Source text:
━━━━━━━━━━━━━━━━━━━━━━━━━━━━━━

RMLio / rmlmapper-java

The RMLMapper executes RML rules to generate high quality Linked Data from multiple originally (semi-)structured data sources
http://rml.io
MIT License
148 stars 61 forks source link

Generation of RDF object for a JSON property which is a reference to a single JSON Node #72

Closed CyberDaedalus00 closed 3 years ago

CyberDaedalus00 commented 4 years ago

I've been trying to map a simple JSON document that contains the following:

{
    "type": "bundle",
    "id": "bundle--0554c315-1893-467b-9362-fe0d1c336cdf",
    "objects": [
        {
            "type": "file", 
            "spec_version": "2.1", 
            "id": "file--e277603e-1060-5ad4-9937-c26c97f1ca68", 
            "hashes": { 
                "SHA-256": "c1112d5167e972c0aea47b762b7f89d0f8df9bd11a611198073bd35b53b98173",
                "MD5": "743207f2a2572a0129c5ddd6fe5eb4bb"
            }, 
            "size": 25536, 
            "name": "foo.dll"
        }
    ]
}

Using the RML mapping

@prefix ql: <http://semweb.mmlab.be/ns/ql#> .
@prefix rdf: <http://www.w3.org/1999/02/22-rdf-syntax-ns#> .
@prefix rdfs: <http://www.w3.org/2000/01/rdf-schema#> .
@prefix rr: <http://www.w3.org/ns/r2rml#> .
@prefix rml: <http://semweb.mmlab.be/ns/rml#> .
@prefix xsd: <http://www.w3.org/2001/XMLSchema#> .

@prefix fnml:   <http://semweb.mmlab.be/ns/fnml#> .
@prefix fno:    <https://w3id.org/function/ontology#> .
@prefix idlab-fn: <http://example.com/idlab/function/> .
@prefix grel:    <http://users.ugent.be/~bjdmeest/function/grel.ttl#> .

━━━━━━━━━━━━━━━━━━━━━━━━━━━━━━

Extracted material:

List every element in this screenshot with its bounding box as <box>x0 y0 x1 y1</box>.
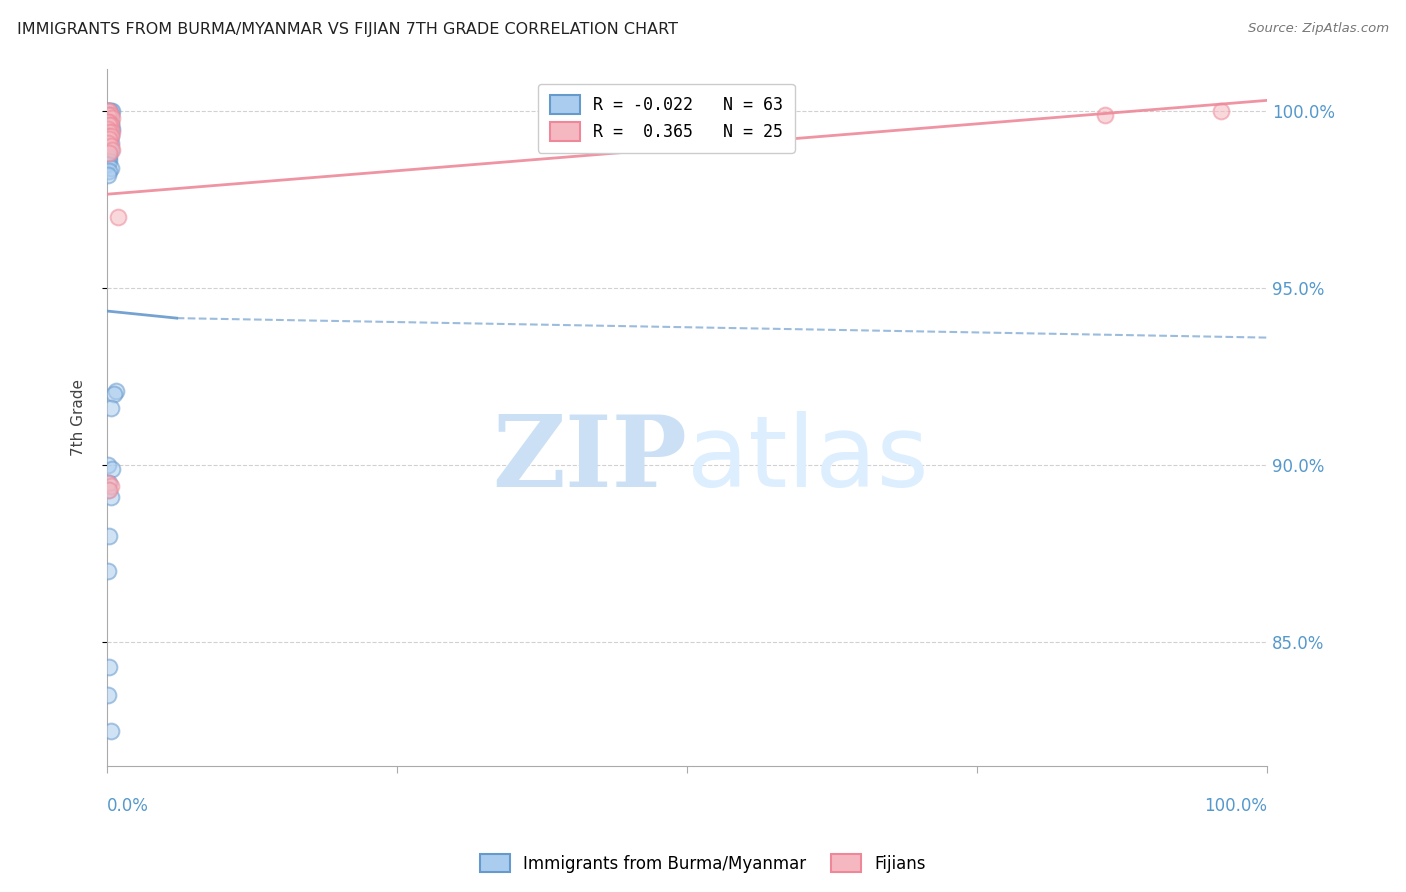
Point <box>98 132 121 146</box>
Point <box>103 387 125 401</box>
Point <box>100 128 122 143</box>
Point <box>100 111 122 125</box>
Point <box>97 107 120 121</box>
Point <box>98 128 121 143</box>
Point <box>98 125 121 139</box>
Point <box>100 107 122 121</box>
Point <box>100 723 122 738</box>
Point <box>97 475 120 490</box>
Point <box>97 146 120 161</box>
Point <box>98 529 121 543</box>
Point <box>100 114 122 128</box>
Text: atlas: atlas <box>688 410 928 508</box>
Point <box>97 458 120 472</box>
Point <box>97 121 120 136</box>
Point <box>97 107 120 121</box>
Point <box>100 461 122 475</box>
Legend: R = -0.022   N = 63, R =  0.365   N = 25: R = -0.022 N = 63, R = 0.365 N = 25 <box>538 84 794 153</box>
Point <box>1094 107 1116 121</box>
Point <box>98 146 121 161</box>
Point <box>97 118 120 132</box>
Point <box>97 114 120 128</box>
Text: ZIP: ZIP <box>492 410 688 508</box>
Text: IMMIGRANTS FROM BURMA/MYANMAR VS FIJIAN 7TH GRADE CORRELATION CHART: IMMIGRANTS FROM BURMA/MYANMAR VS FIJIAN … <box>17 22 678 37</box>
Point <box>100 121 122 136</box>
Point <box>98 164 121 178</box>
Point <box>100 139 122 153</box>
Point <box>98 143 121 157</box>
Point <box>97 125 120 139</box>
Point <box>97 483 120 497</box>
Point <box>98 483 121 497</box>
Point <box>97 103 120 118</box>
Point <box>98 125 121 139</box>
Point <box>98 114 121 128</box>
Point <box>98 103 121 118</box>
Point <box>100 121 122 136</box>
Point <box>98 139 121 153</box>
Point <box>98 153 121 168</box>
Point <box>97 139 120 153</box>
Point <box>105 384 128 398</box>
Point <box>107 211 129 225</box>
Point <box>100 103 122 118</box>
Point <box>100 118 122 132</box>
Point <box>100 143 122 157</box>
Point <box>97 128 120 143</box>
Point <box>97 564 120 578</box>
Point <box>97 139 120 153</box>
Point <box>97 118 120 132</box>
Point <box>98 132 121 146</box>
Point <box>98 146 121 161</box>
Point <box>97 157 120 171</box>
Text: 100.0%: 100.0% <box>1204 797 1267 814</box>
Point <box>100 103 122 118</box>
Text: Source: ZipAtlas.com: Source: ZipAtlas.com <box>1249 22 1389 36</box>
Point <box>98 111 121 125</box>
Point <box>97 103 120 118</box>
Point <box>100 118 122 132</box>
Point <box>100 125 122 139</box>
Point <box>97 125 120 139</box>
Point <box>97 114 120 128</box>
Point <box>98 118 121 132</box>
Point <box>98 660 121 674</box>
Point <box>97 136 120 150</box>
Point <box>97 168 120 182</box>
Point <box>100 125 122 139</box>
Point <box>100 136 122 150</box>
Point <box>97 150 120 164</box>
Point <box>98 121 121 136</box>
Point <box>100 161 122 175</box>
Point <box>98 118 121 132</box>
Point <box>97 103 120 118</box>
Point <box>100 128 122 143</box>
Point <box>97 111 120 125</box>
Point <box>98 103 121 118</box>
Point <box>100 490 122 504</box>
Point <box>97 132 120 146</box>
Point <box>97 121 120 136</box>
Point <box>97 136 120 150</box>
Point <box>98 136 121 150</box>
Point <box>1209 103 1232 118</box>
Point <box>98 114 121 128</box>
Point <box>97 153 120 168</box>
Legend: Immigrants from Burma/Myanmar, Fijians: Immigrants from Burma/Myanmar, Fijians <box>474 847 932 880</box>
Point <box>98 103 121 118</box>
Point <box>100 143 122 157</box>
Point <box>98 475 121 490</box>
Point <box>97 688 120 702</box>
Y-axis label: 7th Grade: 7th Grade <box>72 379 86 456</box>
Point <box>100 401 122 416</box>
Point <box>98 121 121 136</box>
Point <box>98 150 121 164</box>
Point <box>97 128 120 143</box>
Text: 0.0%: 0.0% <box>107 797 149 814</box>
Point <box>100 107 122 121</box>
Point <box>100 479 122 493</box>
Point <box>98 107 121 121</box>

━━━━━━━━━━━━━━━━━━━━━━━━━━━━━━

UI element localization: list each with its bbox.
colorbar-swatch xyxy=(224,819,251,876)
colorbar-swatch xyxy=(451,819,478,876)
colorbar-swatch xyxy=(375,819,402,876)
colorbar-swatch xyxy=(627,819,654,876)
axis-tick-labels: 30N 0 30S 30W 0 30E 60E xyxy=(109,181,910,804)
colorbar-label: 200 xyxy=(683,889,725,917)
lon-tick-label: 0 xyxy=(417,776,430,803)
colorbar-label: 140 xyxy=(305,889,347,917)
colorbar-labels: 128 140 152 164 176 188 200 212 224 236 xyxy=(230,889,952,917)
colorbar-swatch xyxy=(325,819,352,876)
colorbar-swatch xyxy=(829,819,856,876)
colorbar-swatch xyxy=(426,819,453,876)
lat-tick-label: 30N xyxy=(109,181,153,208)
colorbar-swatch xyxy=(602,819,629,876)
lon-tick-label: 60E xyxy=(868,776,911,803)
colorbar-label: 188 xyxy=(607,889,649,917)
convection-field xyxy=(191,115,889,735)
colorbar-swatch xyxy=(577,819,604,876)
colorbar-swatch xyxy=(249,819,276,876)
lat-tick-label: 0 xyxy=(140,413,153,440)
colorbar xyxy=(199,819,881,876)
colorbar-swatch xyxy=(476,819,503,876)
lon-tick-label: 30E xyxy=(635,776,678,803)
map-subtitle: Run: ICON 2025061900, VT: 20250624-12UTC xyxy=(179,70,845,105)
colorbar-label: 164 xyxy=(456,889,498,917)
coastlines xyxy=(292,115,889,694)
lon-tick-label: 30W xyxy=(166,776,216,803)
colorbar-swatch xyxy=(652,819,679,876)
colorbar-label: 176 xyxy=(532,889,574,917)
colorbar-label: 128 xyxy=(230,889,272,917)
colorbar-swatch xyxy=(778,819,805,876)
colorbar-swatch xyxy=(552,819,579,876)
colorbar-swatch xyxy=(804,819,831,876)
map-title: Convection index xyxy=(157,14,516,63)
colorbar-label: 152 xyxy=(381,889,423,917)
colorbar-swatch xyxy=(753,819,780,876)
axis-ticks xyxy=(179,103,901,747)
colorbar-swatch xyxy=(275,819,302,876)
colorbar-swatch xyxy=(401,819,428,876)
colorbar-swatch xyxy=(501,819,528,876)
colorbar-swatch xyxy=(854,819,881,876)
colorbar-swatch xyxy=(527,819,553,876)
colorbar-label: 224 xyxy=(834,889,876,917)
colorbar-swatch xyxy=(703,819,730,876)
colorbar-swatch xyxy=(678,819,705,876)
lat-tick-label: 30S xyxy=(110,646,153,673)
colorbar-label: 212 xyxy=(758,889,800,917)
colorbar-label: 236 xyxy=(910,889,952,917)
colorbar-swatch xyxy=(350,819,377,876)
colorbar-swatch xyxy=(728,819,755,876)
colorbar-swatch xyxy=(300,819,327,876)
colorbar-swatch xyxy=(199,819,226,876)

━━━━━━━━━━━━━━━━━━━━━━━━━━━━━━

Task brief: Output the passage from the forum thread about the RMLMapper JSON mapping issue, starting at "Using the RML" up to and including "rml: <http://semweb.mmlab.be/ns/rml#> .", with every character unchanged.

Exercise output:
Using the RML mapping

@prefix ql: <http://semweb.mmlab.be/ns/ql#> .
@prefix rdf: <http://www.w3.org/1999/02/22-rdf-syntax-ns#> .
@prefix rdfs: <http://www.w3.org/2000/01/rdf-schema#> .
@prefix rr: <http://www.w3.org/ns/r2rml#> .
@prefix rml: <http://semweb.mmlab.be/ns/rml#> .